**Work instructions:** Copy each line that holds "background".

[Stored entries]
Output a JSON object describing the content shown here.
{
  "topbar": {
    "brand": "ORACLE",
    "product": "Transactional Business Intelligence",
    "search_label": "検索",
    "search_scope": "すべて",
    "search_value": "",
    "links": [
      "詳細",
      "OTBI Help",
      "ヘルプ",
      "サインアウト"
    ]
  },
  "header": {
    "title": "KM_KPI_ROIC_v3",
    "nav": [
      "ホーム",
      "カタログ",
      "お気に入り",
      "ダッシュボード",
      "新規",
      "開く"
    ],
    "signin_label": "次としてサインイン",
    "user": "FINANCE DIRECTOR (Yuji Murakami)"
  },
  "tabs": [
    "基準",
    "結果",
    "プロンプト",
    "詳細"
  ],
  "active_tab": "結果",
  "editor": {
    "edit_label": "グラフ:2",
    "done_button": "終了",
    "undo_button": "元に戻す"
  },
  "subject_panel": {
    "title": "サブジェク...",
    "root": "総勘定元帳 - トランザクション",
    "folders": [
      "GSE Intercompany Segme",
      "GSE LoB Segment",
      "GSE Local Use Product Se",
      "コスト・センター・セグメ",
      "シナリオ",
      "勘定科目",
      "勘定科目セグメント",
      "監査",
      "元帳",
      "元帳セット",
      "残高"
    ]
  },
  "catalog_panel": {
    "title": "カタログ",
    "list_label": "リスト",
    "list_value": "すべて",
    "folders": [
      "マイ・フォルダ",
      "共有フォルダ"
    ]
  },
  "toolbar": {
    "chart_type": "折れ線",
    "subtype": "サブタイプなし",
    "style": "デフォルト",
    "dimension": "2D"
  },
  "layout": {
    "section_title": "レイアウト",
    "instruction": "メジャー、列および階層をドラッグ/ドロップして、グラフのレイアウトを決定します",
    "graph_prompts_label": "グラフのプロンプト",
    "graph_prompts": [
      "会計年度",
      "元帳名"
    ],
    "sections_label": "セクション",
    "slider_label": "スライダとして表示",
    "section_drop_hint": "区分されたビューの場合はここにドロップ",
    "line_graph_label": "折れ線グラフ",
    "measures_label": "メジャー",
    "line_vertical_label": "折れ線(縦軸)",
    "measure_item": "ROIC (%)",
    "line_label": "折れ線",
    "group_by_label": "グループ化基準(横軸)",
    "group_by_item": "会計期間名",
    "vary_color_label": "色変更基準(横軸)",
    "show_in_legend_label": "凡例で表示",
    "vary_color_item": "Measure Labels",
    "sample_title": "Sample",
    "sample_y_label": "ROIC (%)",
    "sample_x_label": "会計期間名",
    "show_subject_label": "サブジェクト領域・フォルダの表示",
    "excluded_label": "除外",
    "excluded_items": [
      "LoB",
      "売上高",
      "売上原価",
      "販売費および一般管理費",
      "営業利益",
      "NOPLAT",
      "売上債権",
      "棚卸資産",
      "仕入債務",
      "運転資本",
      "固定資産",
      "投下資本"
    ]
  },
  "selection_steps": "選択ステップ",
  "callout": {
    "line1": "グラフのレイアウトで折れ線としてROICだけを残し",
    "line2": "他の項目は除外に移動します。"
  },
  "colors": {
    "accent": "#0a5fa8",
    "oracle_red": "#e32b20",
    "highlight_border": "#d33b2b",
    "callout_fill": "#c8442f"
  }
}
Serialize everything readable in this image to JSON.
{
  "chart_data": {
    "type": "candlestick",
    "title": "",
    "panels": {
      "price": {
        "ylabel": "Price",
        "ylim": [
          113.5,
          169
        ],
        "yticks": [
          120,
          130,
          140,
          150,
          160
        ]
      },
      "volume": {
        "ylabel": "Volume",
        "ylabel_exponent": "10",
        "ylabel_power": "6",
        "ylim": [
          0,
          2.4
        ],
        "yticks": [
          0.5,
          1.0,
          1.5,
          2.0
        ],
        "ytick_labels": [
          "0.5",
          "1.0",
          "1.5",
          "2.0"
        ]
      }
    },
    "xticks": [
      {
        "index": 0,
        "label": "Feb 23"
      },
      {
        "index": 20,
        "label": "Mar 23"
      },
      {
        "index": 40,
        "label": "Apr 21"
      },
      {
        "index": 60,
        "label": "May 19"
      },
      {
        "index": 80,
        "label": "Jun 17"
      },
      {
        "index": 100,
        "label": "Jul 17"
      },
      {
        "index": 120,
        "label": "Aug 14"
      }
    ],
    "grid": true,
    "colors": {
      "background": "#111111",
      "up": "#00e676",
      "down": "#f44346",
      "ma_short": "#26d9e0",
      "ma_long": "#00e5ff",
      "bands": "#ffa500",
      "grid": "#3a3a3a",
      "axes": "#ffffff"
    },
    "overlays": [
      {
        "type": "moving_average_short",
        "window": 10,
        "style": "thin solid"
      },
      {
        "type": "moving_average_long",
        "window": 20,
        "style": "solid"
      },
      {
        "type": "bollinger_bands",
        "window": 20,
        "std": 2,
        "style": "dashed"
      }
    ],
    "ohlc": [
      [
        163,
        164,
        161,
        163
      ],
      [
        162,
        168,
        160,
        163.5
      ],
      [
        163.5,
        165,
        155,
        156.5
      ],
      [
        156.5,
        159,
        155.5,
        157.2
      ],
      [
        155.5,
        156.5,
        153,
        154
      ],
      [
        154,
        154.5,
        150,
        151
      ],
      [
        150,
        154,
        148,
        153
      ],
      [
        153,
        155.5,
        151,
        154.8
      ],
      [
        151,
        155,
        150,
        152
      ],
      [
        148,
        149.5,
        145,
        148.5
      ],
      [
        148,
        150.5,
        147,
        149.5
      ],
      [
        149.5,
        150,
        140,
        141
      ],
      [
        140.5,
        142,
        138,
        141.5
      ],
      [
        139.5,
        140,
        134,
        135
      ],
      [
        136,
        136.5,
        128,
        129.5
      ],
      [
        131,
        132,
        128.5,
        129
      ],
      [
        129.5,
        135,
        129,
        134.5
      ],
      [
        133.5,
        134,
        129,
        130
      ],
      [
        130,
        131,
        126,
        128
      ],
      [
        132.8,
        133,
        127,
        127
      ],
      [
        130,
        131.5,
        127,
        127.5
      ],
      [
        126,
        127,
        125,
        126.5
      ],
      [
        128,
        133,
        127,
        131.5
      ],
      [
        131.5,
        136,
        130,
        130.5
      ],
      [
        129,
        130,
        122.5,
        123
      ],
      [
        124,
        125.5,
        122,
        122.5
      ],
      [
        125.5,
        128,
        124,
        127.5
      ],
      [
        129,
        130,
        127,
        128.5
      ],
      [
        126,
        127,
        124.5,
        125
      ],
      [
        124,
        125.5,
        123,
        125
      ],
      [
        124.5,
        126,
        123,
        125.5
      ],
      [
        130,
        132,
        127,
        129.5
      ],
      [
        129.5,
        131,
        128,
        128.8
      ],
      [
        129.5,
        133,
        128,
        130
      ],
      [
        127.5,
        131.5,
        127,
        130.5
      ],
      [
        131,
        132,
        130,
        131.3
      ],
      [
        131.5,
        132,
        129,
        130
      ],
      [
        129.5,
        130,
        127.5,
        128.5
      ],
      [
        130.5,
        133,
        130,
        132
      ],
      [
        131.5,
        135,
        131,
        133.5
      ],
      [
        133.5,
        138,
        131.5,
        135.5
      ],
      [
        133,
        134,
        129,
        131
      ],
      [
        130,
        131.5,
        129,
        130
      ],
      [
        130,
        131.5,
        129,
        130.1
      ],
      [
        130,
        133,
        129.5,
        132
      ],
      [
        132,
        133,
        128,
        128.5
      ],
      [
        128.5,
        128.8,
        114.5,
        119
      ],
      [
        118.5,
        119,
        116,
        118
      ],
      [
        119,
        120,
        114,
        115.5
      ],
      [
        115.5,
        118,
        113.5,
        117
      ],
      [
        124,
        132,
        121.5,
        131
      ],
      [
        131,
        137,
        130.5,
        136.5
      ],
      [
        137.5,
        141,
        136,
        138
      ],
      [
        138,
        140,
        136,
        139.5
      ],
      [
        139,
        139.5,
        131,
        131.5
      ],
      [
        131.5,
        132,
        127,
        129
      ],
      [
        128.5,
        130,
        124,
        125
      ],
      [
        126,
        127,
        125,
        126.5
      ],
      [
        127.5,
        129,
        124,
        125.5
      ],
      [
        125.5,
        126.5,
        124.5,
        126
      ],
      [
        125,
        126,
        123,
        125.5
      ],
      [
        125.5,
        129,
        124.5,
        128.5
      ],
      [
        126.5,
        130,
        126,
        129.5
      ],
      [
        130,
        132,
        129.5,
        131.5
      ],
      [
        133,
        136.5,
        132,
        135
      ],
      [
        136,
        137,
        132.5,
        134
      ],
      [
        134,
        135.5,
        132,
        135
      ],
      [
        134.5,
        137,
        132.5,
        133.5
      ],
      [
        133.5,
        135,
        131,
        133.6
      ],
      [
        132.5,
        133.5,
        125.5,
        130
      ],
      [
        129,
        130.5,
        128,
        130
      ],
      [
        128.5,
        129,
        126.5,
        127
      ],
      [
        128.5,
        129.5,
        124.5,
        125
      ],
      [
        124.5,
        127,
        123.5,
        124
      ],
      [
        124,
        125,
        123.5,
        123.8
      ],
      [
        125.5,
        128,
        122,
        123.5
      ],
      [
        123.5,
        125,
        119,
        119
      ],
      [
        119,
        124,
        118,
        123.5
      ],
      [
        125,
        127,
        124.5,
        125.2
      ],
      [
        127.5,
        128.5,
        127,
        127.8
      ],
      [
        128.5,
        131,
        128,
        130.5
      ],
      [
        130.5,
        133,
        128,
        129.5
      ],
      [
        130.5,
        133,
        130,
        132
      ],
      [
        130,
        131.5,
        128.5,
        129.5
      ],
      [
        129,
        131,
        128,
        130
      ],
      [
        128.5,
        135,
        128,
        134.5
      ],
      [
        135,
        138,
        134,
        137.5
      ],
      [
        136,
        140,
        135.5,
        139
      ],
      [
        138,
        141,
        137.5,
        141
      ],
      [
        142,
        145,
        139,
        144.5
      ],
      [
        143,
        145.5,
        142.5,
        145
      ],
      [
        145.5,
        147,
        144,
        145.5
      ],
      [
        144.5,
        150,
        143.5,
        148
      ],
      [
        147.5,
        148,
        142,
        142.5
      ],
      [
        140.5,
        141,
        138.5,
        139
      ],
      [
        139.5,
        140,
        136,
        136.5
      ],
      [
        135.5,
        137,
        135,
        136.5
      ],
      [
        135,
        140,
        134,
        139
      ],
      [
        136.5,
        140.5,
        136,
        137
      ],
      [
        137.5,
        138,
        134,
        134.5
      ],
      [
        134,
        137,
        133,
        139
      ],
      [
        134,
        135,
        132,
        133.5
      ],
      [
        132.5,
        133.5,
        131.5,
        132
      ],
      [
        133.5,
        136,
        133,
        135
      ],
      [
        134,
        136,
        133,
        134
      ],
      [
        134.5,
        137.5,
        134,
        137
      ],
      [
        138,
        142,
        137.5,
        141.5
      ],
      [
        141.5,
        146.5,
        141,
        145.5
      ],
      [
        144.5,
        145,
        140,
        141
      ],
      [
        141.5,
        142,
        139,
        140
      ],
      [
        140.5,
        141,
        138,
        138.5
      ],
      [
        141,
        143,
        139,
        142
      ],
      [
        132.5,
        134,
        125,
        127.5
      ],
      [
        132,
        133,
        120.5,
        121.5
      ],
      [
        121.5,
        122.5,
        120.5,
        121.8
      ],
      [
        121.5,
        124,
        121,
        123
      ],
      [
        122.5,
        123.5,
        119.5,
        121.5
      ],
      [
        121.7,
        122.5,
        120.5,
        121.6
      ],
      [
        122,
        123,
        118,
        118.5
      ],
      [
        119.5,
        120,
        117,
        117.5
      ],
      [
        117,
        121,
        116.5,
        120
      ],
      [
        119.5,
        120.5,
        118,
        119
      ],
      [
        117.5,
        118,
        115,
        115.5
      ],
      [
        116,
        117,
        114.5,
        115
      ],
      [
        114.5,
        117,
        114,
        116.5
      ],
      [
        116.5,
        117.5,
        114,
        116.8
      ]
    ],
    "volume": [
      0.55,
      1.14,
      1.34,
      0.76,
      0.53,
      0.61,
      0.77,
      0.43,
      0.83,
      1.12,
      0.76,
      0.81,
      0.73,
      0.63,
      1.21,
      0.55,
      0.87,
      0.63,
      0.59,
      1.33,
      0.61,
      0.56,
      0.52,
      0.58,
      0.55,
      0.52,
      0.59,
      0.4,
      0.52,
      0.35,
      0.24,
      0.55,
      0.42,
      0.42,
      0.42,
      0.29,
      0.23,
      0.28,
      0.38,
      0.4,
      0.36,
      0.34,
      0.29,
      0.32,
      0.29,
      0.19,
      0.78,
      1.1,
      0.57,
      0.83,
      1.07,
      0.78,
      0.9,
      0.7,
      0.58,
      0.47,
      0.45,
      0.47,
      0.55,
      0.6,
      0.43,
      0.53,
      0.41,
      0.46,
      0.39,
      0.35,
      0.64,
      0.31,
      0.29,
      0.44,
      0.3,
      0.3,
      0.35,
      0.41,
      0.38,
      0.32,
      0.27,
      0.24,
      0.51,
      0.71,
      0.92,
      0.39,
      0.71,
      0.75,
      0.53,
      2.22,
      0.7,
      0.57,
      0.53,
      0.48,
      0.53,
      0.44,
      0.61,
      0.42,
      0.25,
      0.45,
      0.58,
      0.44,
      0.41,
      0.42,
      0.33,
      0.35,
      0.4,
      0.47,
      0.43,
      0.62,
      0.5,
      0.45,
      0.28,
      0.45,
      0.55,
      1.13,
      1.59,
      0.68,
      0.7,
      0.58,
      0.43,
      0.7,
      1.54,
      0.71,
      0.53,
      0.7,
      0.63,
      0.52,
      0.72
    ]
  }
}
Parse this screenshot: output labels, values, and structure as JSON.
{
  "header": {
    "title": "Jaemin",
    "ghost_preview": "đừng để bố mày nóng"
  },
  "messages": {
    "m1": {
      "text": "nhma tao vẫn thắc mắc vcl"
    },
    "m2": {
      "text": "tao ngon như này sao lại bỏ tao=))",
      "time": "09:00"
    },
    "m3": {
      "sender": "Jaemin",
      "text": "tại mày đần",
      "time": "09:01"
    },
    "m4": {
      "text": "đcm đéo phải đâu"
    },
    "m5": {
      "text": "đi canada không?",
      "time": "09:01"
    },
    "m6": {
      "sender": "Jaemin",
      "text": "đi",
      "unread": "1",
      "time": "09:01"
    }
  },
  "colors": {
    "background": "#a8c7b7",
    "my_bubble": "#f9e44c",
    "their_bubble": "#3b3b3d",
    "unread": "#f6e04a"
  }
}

**In response:**
      "background": "#111111",
    "background": "#a8c7b7",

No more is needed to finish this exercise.